┏━━

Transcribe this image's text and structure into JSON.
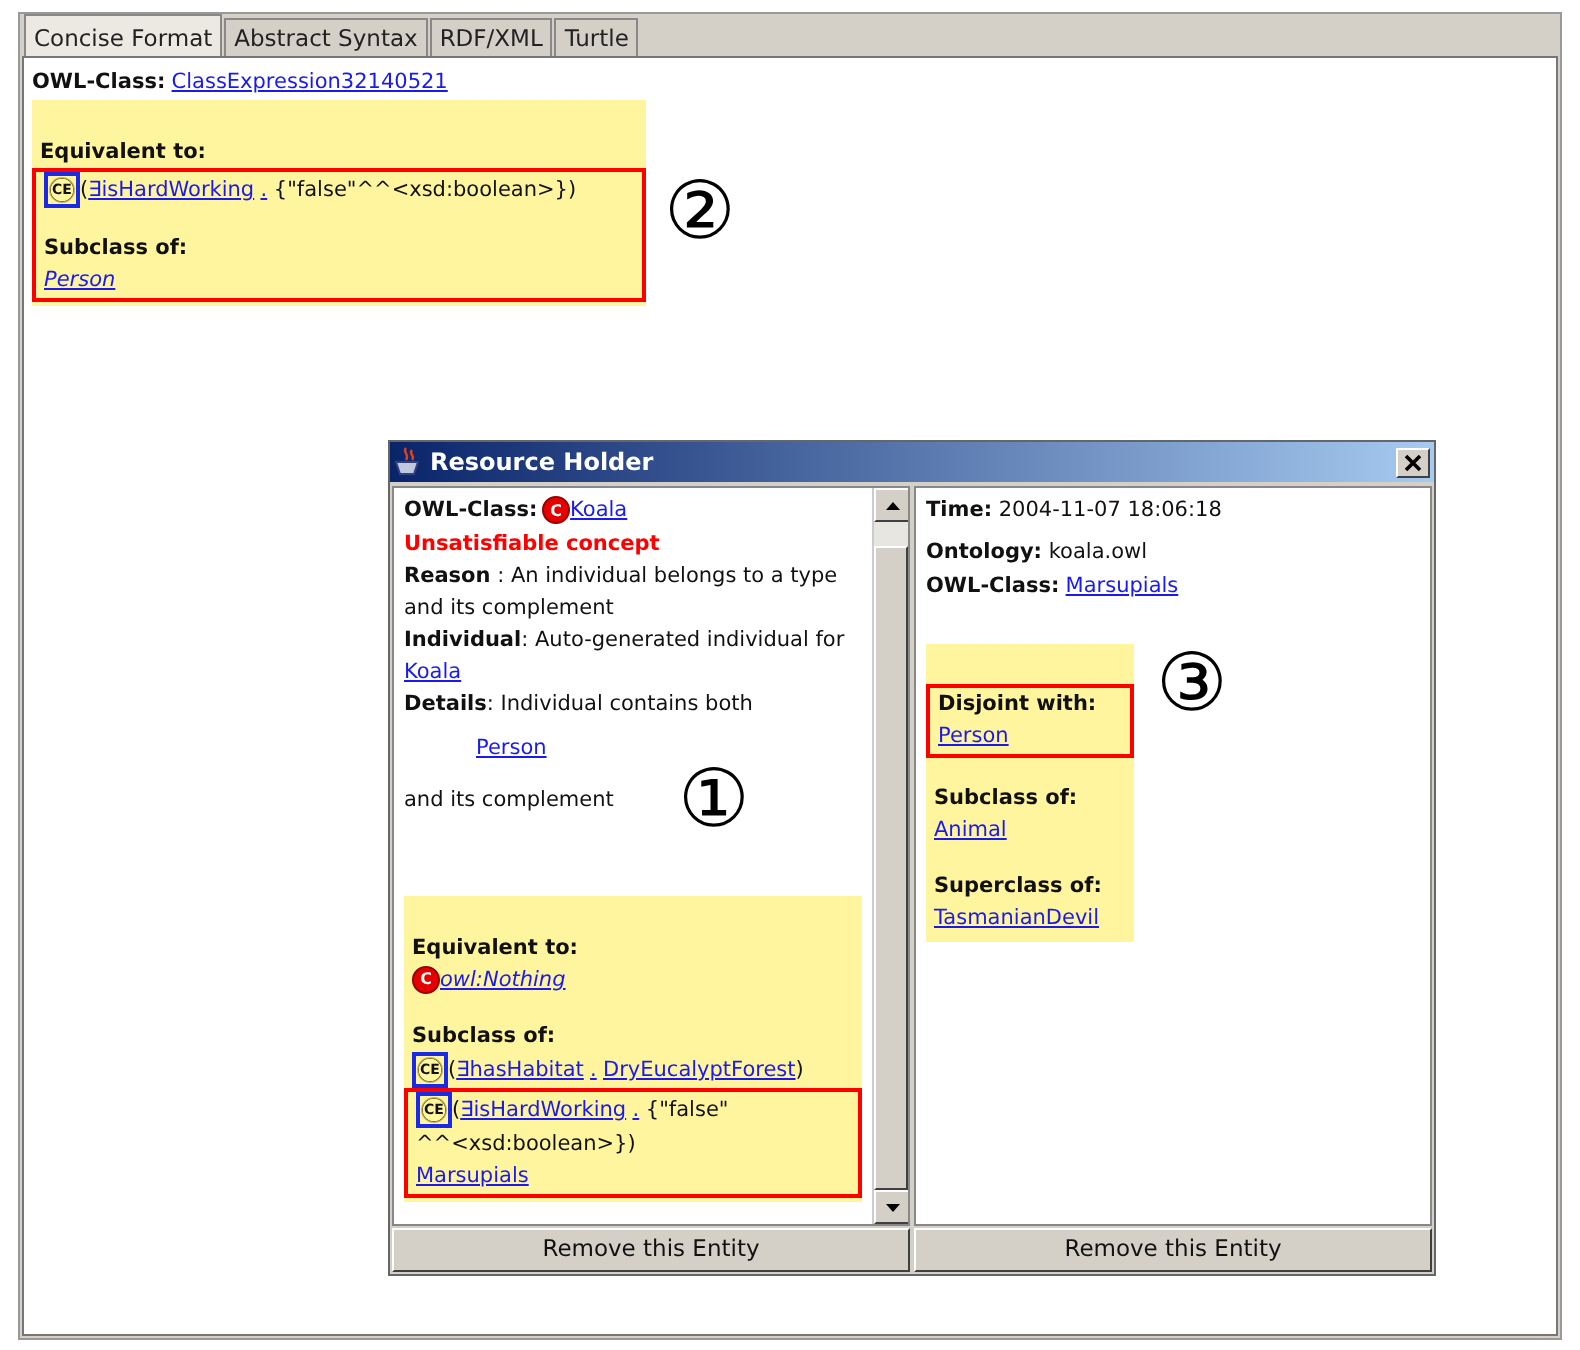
{
  "tabs": [
    {
      "label": "Concise Format",
      "selected": true
    },
    {
      "label": "Abstract Syntax",
      "selected": false
    },
    {
      "label": "RDF/XML",
      "selected": false
    },
    {
      "label": "Turtle",
      "selected": false
    }
  ],
  "main": {
    "lines": [
      {
        "kind": "field",
        "parts": [
          {
            "kind": "bold",
            "text": "OWL-Class:"
          },
          {
            "kind": "link",
            "text": "ClassExpression32140521"
          }
        ]
      }
    ],
    "panel": {
      "blocks": [
        {
          "framed": false,
          "lines": [
            {
              "kind": "heading",
              "parts": [
                {
                  "kind": "bold",
                  "text": "Equivalent to:"
                }
              ]
            }
          ]
        },
        {
          "framed": true,
          "lines": [
            {
              "kind": "expression",
              "parts": [
                {
                  "kind": "ce-icon",
                  "text": "CE"
                },
                {
                  "kind": "text",
                  "text": "("
                },
                {
                  "kind": "link",
                  "text": "∃isHardWorking"
                },
                {
                  "kind": "link",
                  "text": "."
                },
                {
                  "kind": "text",
                  "text": " {\"false\"^^<xsd:boolean>})"
                }
              ]
            },
            {
              "kind": "heading",
              "parts": [
                {
                  "kind": "bold",
                  "text": "Subclass of:"
                }
              ]
            },
            {
              "kind": "link",
              "parts": [
                {
                  "kind": "italic-link",
                  "text": "Person"
                }
              ]
            }
          ]
        }
      ]
    },
    "callout": "②"
  },
  "dialog": {
    "title": "Resource Holder",
    "left": {
      "lines": [
        {
          "kind": "field",
          "parts": [
            {
              "kind": "bold",
              "text": "OWL-Class:"
            },
            {
              "kind": "class-icon",
              "text": "C"
            },
            {
              "kind": "link",
              "text": "Koala"
            }
          ]
        },
        {
          "kind": "error",
          "parts": [
            {
              "kind": "red",
              "text": "Unsatisfiable concept"
            }
          ]
        },
        {
          "kind": "para",
          "parts": [
            {
              "kind": "bold",
              "text": "Reason"
            },
            {
              "kind": "text",
              "text": " : An individual belongs to a type and its complement"
            }
          ]
        },
        {
          "kind": "para",
          "parts": [
            {
              "kind": "bold",
              "text": "Individual"
            },
            {
              "kind": "text",
              "text": ": Auto-generated individual for "
            },
            {
              "kind": "link",
              "text": "Koala"
            }
          ]
        },
        {
          "kind": "para",
          "parts": [
            {
              "kind": "bold",
              "text": "Details"
            },
            {
              "kind": "text",
              "text": ": Individual contains both"
            }
          ]
        },
        {
          "kind": "indent",
          "parts": [
            {
              "kind": "link",
              "text": "Person"
            }
          ]
        },
        {
          "kind": "para",
          "parts": [
            {
              "kind": "text",
              "text": "and its complement"
            }
          ]
        }
      ],
      "panel": {
        "blocks": [
          {
            "framed": false,
            "lines": [
              {
                "kind": "heading",
                "parts": [
                  {
                    "kind": "bold",
                    "text": "Equivalent to:"
                  }
                ]
              },
              {
                "kind": "link",
                "parts": [
                  {
                    "kind": "class-icon",
                    "text": "C"
                  },
                  {
                    "kind": "italic-link",
                    "text": "owl:Nothing"
                  }
                ]
              },
              {
                "kind": "heading",
                "parts": [
                  {
                    "kind": "bold",
                    "text": "Subclass of:"
                  }
                ]
              },
              {
                "kind": "expression",
                "parts": [
                  {
                    "kind": "ce-icon",
                    "text": "CE"
                  },
                  {
                    "kind": "text",
                    "text": "("
                  },
                  {
                    "kind": "link",
                    "text": "∃hasHabitat"
                  },
                  {
                    "kind": "link",
                    "text": "."
                  },
                  {
                    "kind": "link",
                    "text": "DryEucalyptForest"
                  },
                  {
                    "kind": "text",
                    "text": ")"
                  }
                ]
              }
            ]
          },
          {
            "framed": true,
            "lines": [
              {
                "kind": "expression",
                "parts": [
                  {
                    "kind": "ce-icon",
                    "text": "CE"
                  },
                  {
                    "kind": "text",
                    "text": "("
                  },
                  {
                    "kind": "link",
                    "text": "∃isHardWorking"
                  },
                  {
                    "kind": "link",
                    "text": "."
                  },
                  {
                    "kind": "text",
                    "text": " {\"false\" ^^<xsd:boolean>})"
                  }
                ]
              },
              {
                "kind": "link",
                "parts": [
                  {
                    "kind": "link",
                    "text": "Marsupials"
                  }
                ]
              }
            ]
          }
        ]
      },
      "callout": "①",
      "button": "Remove this Entity"
    },
    "right": {
      "lines": [
        {
          "kind": "field",
          "parts": [
            {
              "kind": "bold",
              "text": "Time:"
            },
            {
              "kind": "text",
              "text": " 2004-11-07 18:06:18"
            }
          ]
        },
        {
          "kind": "field",
          "parts": [
            {
              "kind": "bold",
              "text": "Ontology:"
            },
            {
              "kind": "text",
              "text": " koala.owl"
            }
          ]
        },
        {
          "kind": "field",
          "parts": [
            {
              "kind": "bold",
              "text": "OWL-Class:"
            },
            {
              "kind": "link",
              "text": "Marsupials"
            }
          ]
        }
      ],
      "panel": {
        "blocks": [
          {
            "framed": true,
            "lines": [
              {
                "kind": "heading",
                "parts": [
                  {
                    "kind": "bold",
                    "text": "Disjoint with:"
                  }
                ]
              },
              {
                "kind": "link",
                "parts": [
                  {
                    "kind": "link",
                    "text": "Person"
                  }
                ]
              }
            ]
          },
          {
            "framed": false,
            "lines": [
              {
                "kind": "heading",
                "parts": [
                  {
                    "kind": "bold",
                    "text": "Subclass of:"
                  }
                ]
              },
              {
                "kind": "link",
                "parts": [
                  {
                    "kind": "link",
                    "text": "Animal"
                  }
                ]
              },
              {
                "kind": "heading",
                "parts": [
                  {
                    "kind": "bold",
                    "text": "Superclass of:"
                  }
                ]
              },
              {
                "kind": "link",
                "parts": [
                  {
                    "kind": "link",
                    "text": "TasmanianDevil"
                  }
                ]
              }
            ]
          }
        ]
      },
      "callout": "③",
      "button": "Remove this Entity"
    }
  }
}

┗━━

For each line of the listing that holds the word "true", show that line.

Solution for this exercise
      "selected": true
          "framed": true,
            "framed": true,
            "framed": true,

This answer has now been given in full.